> [REQUEST]: Write out each line from the data below that includes the word "this".
* begin TASK INPUTS *
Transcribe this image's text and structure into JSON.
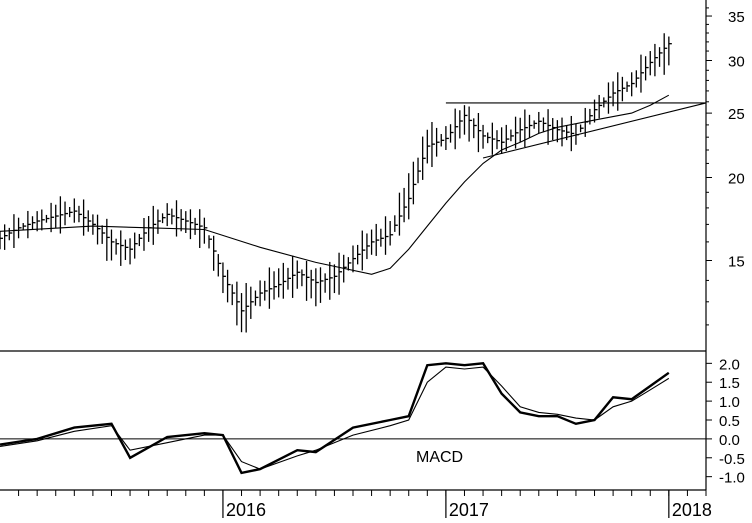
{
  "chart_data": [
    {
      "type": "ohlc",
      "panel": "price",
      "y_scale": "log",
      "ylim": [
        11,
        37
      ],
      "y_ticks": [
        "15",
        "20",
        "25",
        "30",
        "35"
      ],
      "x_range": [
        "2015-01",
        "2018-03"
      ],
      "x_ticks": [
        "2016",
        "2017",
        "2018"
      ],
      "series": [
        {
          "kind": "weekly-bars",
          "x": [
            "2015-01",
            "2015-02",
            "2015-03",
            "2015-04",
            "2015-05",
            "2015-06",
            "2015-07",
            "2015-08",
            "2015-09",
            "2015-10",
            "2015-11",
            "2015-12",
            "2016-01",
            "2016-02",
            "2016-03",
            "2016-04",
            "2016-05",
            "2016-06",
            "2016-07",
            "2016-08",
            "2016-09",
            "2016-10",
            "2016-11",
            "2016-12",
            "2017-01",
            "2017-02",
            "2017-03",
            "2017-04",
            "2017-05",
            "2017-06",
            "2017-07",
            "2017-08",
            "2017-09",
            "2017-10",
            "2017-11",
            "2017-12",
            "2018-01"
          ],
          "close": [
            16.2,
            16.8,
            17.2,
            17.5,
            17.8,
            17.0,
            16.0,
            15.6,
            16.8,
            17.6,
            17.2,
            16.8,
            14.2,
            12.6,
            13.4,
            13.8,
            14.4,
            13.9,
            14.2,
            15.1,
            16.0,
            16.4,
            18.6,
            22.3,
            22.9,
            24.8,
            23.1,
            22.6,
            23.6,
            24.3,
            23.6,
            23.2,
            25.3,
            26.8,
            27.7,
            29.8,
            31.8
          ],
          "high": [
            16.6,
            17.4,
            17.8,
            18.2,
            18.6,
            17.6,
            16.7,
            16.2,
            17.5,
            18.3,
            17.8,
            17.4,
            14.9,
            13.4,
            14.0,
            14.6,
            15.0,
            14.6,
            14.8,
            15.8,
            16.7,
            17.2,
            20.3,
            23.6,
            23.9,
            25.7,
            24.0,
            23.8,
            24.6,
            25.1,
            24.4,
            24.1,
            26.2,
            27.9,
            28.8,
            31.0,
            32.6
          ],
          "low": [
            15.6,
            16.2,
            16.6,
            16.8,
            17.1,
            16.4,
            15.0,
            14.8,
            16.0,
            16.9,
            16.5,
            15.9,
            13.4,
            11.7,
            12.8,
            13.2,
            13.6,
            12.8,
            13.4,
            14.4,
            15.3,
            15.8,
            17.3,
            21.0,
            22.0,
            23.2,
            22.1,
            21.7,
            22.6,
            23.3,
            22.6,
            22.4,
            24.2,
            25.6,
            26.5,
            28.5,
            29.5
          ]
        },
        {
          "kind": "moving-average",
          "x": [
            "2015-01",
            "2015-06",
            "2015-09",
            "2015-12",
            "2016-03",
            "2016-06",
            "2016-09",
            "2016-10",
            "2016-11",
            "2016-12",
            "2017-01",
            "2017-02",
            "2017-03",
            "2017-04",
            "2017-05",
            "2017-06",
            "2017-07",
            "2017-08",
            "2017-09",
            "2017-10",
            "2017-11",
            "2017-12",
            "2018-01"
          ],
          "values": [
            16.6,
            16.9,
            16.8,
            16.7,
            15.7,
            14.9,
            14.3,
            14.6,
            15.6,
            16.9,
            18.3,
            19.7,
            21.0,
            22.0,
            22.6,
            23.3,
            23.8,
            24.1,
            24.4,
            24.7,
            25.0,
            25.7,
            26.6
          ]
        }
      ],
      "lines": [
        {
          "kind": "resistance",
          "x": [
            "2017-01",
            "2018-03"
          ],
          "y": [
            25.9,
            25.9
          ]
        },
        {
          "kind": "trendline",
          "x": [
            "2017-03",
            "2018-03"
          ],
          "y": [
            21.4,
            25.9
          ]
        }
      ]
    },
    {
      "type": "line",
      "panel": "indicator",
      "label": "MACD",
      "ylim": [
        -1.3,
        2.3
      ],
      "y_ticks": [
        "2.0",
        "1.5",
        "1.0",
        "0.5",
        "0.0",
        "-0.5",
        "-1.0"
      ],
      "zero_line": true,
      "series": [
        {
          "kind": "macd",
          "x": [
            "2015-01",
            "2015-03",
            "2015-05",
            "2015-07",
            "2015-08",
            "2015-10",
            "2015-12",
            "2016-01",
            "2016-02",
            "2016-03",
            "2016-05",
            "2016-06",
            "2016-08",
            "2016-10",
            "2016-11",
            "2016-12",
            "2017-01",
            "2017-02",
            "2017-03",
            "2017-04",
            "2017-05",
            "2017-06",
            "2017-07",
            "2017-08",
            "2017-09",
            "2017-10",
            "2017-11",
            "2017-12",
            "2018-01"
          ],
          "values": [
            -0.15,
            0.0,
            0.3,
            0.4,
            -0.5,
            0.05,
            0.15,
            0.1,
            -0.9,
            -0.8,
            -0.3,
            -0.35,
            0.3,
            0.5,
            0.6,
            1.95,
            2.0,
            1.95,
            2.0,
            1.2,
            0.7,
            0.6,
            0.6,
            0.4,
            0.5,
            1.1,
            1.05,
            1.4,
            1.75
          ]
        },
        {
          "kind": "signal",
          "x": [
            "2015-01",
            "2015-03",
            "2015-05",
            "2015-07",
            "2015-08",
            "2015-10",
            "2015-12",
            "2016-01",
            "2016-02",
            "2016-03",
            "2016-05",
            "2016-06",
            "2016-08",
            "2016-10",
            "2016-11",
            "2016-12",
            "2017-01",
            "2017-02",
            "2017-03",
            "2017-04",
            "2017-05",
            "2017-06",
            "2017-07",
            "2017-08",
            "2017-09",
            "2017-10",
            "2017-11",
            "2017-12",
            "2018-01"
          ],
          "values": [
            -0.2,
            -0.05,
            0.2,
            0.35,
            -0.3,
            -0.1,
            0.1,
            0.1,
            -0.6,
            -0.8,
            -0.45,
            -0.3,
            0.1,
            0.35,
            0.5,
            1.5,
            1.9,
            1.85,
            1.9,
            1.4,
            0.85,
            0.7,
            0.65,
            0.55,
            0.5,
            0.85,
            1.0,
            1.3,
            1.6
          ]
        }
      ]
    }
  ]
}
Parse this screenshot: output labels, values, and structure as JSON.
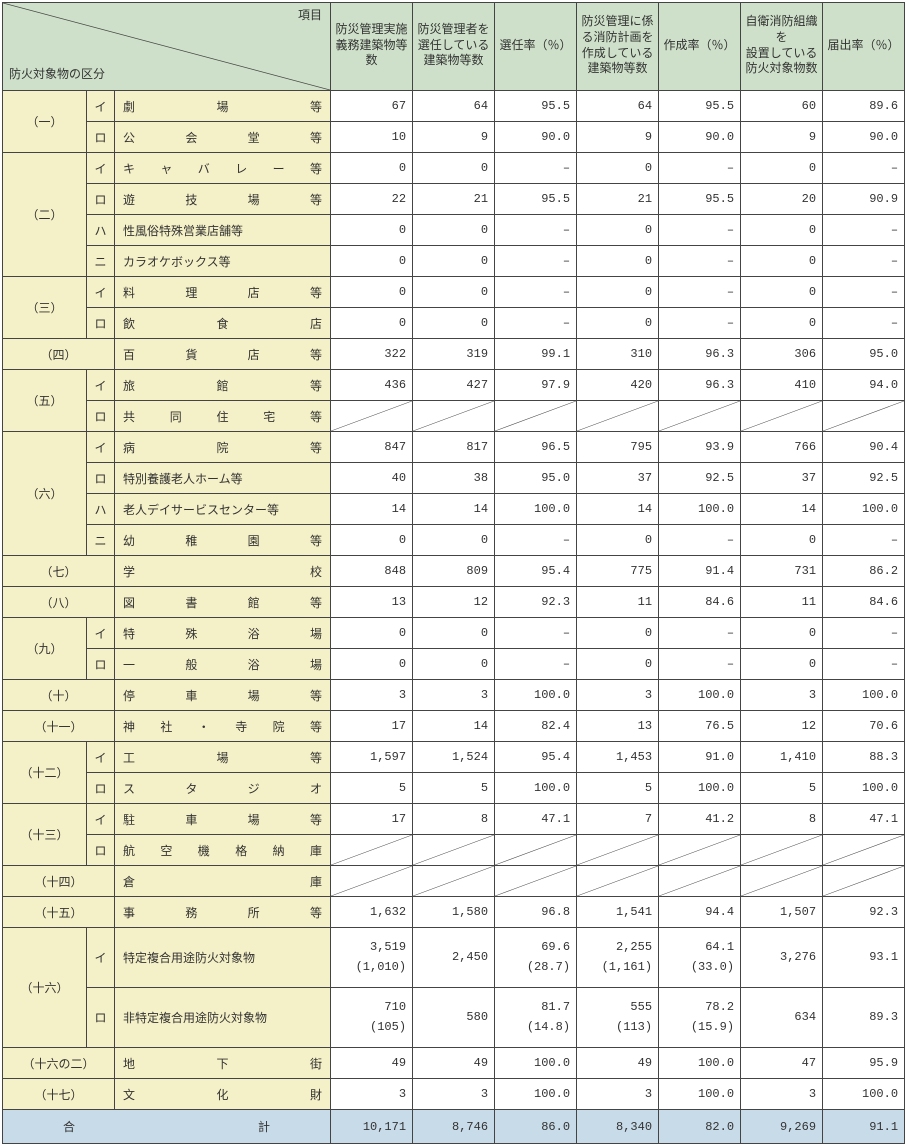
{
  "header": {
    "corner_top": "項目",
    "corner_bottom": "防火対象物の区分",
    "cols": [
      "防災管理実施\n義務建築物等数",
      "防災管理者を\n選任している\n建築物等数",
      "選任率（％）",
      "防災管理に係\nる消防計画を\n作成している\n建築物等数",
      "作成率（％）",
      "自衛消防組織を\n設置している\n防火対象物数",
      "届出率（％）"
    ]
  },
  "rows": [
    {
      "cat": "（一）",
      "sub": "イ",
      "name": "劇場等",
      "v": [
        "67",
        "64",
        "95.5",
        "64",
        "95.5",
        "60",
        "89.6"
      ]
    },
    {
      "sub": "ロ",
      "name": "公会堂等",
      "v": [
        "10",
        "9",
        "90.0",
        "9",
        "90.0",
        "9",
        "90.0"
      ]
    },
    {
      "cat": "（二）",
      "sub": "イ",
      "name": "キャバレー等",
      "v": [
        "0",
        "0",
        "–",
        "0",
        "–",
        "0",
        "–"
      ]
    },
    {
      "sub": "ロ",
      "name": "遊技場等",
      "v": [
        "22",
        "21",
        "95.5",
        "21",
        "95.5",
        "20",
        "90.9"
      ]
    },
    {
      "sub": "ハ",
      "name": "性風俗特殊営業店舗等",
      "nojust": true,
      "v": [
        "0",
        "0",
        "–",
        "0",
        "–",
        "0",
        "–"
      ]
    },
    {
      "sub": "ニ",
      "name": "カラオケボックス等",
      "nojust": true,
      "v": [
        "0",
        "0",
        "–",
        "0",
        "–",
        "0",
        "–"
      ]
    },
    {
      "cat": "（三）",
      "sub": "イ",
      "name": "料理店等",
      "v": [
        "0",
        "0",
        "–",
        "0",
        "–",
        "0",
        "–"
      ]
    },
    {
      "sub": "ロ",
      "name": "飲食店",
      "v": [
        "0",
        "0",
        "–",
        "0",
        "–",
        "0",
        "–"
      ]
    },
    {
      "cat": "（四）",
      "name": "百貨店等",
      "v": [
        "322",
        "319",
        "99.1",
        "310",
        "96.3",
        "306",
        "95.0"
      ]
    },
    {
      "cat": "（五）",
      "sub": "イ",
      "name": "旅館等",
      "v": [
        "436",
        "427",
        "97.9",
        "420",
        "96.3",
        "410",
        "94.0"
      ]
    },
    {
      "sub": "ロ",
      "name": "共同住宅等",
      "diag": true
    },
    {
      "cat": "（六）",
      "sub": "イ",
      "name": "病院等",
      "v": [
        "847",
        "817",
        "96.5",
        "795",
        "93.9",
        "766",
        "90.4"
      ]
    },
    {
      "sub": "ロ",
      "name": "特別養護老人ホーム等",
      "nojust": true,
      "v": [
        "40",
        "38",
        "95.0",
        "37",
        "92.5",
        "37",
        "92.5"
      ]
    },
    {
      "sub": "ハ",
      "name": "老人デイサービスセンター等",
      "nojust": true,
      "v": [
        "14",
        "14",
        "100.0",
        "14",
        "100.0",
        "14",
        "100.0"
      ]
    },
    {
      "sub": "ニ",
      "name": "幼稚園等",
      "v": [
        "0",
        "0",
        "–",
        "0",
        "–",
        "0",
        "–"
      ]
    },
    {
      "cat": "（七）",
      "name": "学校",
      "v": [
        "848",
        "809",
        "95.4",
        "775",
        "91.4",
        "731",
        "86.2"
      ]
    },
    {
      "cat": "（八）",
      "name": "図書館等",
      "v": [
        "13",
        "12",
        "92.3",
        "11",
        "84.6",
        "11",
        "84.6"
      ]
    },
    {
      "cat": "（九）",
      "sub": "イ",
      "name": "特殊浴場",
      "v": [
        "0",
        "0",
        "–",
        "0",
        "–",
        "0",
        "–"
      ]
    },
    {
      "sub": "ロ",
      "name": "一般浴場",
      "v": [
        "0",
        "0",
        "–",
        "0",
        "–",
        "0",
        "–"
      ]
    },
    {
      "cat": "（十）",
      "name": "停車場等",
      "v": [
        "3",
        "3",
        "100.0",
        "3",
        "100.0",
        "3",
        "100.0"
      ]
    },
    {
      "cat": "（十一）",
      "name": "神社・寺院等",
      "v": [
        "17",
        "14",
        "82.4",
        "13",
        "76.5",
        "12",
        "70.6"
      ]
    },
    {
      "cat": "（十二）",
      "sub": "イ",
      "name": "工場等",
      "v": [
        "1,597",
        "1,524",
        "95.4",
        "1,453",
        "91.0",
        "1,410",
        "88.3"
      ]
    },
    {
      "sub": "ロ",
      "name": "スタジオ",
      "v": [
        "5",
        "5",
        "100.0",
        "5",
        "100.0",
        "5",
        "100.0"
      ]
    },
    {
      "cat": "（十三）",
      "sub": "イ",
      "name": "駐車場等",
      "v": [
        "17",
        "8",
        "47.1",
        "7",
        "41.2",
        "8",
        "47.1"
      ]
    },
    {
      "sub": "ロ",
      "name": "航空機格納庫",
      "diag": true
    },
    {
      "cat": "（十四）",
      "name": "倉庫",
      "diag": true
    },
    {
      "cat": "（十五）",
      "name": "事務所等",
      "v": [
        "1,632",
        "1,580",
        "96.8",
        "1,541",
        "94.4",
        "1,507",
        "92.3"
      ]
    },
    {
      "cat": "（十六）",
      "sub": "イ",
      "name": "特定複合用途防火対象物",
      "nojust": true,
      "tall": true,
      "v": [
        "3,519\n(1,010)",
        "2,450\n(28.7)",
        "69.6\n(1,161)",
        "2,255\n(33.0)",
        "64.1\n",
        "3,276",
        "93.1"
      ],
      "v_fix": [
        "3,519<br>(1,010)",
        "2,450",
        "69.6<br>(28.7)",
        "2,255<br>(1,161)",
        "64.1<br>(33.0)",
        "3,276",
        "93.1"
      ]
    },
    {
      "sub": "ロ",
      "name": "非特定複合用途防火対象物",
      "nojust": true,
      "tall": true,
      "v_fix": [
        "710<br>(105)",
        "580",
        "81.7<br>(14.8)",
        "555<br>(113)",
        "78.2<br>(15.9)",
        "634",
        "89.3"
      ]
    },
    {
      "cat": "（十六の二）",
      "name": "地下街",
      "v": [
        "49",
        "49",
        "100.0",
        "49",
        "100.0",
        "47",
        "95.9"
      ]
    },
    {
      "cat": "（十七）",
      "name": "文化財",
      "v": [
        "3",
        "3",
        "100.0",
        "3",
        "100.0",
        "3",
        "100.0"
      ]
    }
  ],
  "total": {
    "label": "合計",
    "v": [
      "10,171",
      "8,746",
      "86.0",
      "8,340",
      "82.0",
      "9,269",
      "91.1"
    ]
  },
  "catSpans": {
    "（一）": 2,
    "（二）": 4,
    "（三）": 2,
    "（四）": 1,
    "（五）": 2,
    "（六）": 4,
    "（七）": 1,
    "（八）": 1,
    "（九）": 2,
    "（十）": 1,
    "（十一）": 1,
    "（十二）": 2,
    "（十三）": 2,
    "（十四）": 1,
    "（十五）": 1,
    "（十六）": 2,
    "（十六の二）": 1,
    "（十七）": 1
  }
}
* end TASK INPUTS *
> [FINISHED EXERCISE]:
Transcribe this image's text and structure into JSON.
Parse this screenshot: output labels, values, and structure as JSON.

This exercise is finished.